### Task description:
Go through the records and copy each line where the word "loss" occurs.

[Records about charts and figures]

────────────────────────────────────────

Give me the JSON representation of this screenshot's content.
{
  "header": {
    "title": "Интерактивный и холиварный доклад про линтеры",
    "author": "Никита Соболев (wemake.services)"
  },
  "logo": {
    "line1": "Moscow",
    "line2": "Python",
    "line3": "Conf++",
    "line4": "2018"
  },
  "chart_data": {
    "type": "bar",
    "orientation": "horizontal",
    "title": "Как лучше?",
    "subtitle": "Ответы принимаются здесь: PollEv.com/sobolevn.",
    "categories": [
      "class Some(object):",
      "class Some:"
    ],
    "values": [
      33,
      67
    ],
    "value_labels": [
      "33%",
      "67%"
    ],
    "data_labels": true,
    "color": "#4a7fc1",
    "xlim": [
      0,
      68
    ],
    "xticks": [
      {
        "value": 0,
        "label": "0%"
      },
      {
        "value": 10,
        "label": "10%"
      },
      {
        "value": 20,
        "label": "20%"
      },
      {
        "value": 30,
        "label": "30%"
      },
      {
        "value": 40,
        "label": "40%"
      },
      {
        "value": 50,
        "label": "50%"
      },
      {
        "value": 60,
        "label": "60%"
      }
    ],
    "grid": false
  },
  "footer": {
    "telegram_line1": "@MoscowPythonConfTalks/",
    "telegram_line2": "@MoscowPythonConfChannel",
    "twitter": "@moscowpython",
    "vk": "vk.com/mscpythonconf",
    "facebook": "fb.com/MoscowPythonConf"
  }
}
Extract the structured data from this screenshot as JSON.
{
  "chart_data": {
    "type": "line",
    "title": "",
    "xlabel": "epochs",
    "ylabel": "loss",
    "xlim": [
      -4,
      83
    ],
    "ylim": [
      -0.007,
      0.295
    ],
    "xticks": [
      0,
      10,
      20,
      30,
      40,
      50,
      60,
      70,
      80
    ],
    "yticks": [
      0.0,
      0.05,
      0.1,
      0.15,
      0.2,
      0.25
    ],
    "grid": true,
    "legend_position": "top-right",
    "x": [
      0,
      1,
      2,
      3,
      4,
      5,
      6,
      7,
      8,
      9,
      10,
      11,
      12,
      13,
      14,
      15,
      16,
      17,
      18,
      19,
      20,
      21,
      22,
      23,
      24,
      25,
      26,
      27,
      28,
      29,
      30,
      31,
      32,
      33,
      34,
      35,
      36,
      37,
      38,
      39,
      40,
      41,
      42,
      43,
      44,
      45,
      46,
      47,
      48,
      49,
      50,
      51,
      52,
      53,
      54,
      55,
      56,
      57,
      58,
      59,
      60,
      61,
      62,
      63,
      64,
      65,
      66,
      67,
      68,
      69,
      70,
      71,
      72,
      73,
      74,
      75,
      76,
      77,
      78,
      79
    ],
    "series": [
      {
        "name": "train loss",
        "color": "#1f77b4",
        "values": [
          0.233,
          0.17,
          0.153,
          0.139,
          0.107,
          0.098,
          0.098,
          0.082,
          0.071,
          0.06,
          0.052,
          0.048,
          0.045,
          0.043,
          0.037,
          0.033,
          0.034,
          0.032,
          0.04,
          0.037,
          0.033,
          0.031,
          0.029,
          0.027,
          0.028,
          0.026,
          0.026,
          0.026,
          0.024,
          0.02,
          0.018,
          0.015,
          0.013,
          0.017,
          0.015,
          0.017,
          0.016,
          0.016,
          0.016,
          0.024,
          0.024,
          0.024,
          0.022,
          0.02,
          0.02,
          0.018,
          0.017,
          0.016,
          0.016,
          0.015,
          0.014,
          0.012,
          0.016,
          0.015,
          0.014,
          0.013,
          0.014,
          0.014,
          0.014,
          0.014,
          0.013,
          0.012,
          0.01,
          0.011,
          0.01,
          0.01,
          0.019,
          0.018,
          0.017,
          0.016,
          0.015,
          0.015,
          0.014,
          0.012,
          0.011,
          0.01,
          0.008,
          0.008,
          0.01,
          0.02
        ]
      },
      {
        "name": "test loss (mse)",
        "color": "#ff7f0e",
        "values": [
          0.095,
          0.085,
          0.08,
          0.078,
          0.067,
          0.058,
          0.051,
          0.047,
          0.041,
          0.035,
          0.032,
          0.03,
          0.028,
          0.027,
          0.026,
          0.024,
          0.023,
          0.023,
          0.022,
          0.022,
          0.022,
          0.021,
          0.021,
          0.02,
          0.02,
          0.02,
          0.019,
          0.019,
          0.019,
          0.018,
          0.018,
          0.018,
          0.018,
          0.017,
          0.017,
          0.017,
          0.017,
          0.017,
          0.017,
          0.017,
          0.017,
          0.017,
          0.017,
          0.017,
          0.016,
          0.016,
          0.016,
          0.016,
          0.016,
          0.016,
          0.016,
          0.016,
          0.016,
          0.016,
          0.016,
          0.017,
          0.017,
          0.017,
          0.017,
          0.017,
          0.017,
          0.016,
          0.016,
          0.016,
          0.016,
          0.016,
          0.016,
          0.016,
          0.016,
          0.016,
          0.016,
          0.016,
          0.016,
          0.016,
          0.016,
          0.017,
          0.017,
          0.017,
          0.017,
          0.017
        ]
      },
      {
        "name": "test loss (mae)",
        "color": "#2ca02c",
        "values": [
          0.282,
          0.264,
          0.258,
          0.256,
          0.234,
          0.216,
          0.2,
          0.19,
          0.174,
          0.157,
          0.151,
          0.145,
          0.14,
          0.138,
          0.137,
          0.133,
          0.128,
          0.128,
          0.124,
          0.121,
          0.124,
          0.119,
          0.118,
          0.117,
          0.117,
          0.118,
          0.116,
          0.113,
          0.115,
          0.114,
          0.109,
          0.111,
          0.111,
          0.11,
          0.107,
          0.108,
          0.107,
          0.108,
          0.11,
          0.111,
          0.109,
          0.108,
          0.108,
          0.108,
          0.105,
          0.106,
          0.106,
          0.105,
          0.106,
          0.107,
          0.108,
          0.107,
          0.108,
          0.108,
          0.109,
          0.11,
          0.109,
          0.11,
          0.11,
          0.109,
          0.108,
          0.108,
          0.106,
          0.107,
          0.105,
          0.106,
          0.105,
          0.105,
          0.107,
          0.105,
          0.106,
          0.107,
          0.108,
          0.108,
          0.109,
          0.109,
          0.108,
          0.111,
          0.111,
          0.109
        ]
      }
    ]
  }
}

────────────────────────────────────────

### Expected output:
    "ylabel": "loss",
        "name": "train loss",
        "name": "test loss (mse)",
        "name": "test loss (mae)",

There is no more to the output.